== Data shown ==

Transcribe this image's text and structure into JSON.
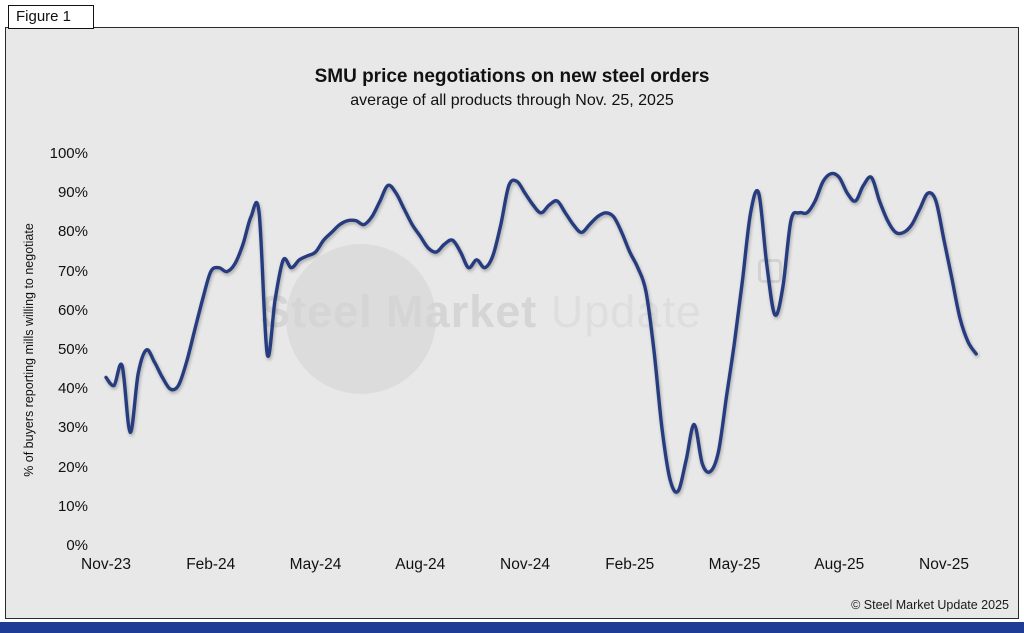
{
  "figure_label": "Figure 1",
  "chart_data": {
    "type": "line",
    "title": "SMU price negotiations on new steel orders",
    "subtitle": "average of all products through Nov. 25, 2025",
    "xlabel": "",
    "ylabel": "% of buyers reporting mills willing to negotiate",
    "ylim": [
      0,
      100
    ],
    "grid": false,
    "legend_position": "none",
    "y_tick_labels": [
      "0%",
      "10%",
      "20%",
      "30%",
      "40%",
      "50%",
      "60%",
      "70%",
      "80%",
      "90%",
      "100%"
    ],
    "x_tick_labels": [
      "Nov-23",
      "Feb-24",
      "May-24",
      "Aug-24",
      "Nov-24",
      "Feb-25",
      "May-25",
      "Aug-25",
      "Nov-25"
    ],
    "x_tick_week_indices": [
      0,
      13,
      26,
      39,
      52,
      65,
      78,
      91,
      104
    ],
    "x_unit": "weekly survey readings, Nov-23 through Nov 25, 2025",
    "series": [
      {
        "name": "% of buyers reporting mills willing to negotiate",
        "color": "#263c7f",
        "values": [
          43,
          41,
          46,
          29,
          44,
          50,
          47,
          43,
          40,
          41,
          47,
          55,
          63,
          70,
          71,
          70,
          72,
          77,
          84,
          85,
          49,
          63,
          73,
          71,
          73,
          74,
          75,
          78,
          80,
          82,
          83,
          83,
          82,
          84,
          88,
          92,
          90,
          86,
          82,
          79,
          76,
          75,
          77,
          78,
          75,
          71,
          73,
          71,
          74,
          82,
          92,
          93,
          90,
          87,
          85,
          87,
          88,
          85,
          82,
          80,
          82,
          84,
          85,
          84,
          80,
          75,
          71,
          65,
          50,
          30,
          17,
          14,
          22,
          31,
          21,
          19,
          24,
          38,
          52,
          68,
          85,
          90,
          72,
          59,
          66,
          83,
          85,
          85,
          88,
          93,
          95,
          94,
          90,
          88,
          92,
          94,
          88,
          83,
          80,
          80,
          82,
          86,
          90,
          88,
          78,
          68,
          58,
          52,
          49
        ]
      }
    ]
  },
  "watermark": {
    "text_bold": "Steel Market",
    "text_light": "Update"
  },
  "footer": {
    "copyright": "© Steel Market Update 2025"
  },
  "colors": {
    "panel_background": "#e8e8e8",
    "line": "#263c7f",
    "bottom_bar": "#1e3c96",
    "border": "#2a2a2a"
  }
}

== Challenge ==
Write out the full listing verbatim, excluding its pictures.

== Final result ==
Transcribe this image's text and structure into JSON.
{
  "figure_label": "Figure 1",
  "chart_data": {
    "type": "line",
    "title": "SMU price negotiations on new steel orders",
    "subtitle": "average of all products through Nov. 25, 2025",
    "xlabel": "",
    "ylabel": "% of buyers reporting mills willing to negotiate",
    "ylim": [
      0,
      100
    ],
    "grid": false,
    "legend_position": "none",
    "y_tick_labels": [
      "0%",
      "10%",
      "20%",
      "30%",
      "40%",
      "50%",
      "60%",
      "70%",
      "80%",
      "90%",
      "100%"
    ],
    "x_tick_labels": [
      "Nov-23",
      "Feb-24",
      "May-24",
      "Aug-24",
      "Nov-24",
      "Feb-25",
      "May-25",
      "Aug-25",
      "Nov-25"
    ],
    "x_tick_week_indices": [
      0,
      13,
      26,
      39,
      52,
      65,
      78,
      91,
      104
    ],
    "x_unit": "weekly survey readings, Nov-23 through Nov 25, 2025",
    "series": [
      {
        "name": "% of buyers reporting mills willing to negotiate",
        "color": "#263c7f",
        "values": [
          43,
          41,
          46,
          29,
          44,
          50,
          47,
          43,
          40,
          41,
          47,
          55,
          63,
          70,
          71,
          70,
          72,
          77,
          84,
          85,
          49,
          63,
          73,
          71,
          73,
          74,
          75,
          78,
          80,
          82,
          83,
          83,
          82,
          84,
          88,
          92,
          90,
          86,
          82,
          79,
          76,
          75,
          77,
          78,
          75,
          71,
          73,
          71,
          74,
          82,
          92,
          93,
          90,
          87,
          85,
          87,
          88,
          85,
          82,
          80,
          82,
          84,
          85,
          84,
          80,
          75,
          71,
          65,
          50,
          30,
          17,
          14,
          22,
          31,
          21,
          19,
          24,
          38,
          52,
          68,
          85,
          90,
          72,
          59,
          66,
          83,
          85,
          85,
          88,
          93,
          95,
          94,
          90,
          88,
          92,
          94,
          88,
          83,
          80,
          80,
          82,
          86,
          90,
          88,
          78,
          68,
          58,
          52,
          49
        ]
      }
    ]
  },
  "watermark": {
    "text_bold": "Steel Market",
    "text_light": "Update"
  },
  "footer": {
    "copyright": "© Steel Market Update 2025"
  },
  "colors": {
    "panel_background": "#e8e8e8",
    "line": "#263c7f",
    "bottom_bar": "#1e3c96",
    "border": "#2a2a2a"
  }
}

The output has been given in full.